-- Opening Marker --
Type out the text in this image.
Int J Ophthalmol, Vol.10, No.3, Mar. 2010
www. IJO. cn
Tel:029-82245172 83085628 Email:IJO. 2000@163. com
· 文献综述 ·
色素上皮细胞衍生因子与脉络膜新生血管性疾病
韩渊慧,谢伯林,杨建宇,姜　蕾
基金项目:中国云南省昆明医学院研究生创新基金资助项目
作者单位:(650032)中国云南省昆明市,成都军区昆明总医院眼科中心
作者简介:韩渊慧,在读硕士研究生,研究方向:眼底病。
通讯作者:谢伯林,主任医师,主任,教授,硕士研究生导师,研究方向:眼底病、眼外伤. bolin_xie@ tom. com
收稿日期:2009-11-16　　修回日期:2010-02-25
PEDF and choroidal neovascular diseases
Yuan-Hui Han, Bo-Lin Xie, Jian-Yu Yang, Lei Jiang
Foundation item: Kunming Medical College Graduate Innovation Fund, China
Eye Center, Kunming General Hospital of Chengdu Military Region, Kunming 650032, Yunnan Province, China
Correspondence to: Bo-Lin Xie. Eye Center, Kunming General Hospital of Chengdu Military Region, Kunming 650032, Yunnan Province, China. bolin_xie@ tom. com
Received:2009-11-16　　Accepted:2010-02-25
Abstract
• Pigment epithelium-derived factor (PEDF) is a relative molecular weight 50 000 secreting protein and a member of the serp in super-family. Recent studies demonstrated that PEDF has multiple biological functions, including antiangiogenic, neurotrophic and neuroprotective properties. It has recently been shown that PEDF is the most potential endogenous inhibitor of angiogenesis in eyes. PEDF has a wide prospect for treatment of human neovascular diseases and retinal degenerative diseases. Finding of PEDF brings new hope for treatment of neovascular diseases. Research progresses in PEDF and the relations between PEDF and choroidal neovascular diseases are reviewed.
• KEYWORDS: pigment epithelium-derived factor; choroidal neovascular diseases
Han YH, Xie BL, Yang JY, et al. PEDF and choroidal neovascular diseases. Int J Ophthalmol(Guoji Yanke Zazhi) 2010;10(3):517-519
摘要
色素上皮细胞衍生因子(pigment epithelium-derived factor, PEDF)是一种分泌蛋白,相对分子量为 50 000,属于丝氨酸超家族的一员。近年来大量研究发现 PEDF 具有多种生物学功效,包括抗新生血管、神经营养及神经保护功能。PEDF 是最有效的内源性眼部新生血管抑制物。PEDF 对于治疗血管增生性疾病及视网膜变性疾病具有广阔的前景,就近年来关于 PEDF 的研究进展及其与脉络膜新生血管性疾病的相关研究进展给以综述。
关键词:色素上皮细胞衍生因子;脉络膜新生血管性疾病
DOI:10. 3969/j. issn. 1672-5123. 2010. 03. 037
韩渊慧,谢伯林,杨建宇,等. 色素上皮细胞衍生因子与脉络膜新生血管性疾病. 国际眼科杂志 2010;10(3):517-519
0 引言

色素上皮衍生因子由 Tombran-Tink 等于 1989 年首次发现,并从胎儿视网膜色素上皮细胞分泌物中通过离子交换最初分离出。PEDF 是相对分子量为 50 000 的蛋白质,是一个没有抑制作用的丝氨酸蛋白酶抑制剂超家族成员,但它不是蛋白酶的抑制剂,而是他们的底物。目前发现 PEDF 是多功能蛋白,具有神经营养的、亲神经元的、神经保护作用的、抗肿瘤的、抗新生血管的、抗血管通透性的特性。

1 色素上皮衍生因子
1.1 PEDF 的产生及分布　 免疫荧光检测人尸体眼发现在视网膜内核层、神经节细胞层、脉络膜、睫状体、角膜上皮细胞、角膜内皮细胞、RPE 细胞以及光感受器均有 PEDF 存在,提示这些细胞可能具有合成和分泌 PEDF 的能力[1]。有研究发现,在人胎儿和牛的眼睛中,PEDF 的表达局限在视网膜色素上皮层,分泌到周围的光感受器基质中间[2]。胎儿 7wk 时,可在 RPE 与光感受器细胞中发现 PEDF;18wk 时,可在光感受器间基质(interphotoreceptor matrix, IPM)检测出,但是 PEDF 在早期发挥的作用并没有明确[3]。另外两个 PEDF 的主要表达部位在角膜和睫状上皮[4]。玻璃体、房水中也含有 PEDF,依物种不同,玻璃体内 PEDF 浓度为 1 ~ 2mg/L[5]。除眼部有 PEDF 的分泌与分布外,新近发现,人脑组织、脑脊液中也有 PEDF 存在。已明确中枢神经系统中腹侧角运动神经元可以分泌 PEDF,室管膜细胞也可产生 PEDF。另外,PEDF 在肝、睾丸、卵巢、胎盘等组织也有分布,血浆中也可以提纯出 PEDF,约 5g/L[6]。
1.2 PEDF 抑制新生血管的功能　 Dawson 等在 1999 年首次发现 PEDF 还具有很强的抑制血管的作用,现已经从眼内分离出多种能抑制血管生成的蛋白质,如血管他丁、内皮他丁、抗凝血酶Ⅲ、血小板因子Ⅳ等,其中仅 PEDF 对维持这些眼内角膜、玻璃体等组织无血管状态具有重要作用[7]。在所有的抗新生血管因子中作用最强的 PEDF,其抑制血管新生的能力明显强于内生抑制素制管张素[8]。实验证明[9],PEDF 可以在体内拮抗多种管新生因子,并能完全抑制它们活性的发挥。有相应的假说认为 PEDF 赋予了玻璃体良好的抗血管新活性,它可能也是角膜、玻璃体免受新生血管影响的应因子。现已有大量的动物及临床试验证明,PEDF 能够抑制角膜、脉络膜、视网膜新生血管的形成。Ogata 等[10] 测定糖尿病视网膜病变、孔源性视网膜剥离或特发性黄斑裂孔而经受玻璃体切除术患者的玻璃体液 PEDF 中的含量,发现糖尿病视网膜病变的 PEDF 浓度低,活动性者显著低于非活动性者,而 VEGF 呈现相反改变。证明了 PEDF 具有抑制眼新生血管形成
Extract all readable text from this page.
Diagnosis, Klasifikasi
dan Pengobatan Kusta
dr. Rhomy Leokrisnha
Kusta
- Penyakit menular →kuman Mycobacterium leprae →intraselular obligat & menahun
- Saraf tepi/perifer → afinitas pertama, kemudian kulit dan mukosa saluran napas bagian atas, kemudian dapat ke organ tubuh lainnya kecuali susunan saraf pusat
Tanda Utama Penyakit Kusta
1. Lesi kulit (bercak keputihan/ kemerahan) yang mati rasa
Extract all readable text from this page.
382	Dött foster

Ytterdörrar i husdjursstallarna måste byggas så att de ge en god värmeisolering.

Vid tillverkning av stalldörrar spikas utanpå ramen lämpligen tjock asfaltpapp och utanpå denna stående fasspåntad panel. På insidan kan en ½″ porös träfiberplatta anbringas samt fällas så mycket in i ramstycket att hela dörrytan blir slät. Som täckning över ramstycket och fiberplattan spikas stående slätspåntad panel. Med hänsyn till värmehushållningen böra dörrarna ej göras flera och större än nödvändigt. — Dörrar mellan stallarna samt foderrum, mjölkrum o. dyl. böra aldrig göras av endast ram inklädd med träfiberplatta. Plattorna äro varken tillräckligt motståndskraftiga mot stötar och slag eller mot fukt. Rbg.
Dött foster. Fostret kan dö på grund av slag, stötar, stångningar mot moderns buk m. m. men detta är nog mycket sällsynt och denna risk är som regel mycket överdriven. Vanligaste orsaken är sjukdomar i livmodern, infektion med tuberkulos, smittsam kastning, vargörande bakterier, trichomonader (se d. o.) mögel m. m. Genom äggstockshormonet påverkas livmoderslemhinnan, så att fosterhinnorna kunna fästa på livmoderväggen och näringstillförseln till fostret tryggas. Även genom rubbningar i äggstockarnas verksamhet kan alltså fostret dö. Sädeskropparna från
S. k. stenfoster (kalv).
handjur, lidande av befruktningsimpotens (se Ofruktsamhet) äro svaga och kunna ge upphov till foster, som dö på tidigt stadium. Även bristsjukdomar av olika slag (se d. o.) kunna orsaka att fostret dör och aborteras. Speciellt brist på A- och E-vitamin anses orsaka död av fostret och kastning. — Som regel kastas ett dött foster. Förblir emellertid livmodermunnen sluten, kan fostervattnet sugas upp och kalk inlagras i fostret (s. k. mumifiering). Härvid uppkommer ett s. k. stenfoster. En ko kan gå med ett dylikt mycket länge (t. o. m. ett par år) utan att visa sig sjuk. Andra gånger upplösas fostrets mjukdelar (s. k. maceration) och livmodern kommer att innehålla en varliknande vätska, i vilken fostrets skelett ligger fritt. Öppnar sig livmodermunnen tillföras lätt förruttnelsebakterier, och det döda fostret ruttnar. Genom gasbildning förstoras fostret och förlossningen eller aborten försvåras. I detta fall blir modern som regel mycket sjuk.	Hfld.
-- Closing Marker --
TRY IT: Lines above holding "China": give their count, nothing more.

TASK RESPONSE: 3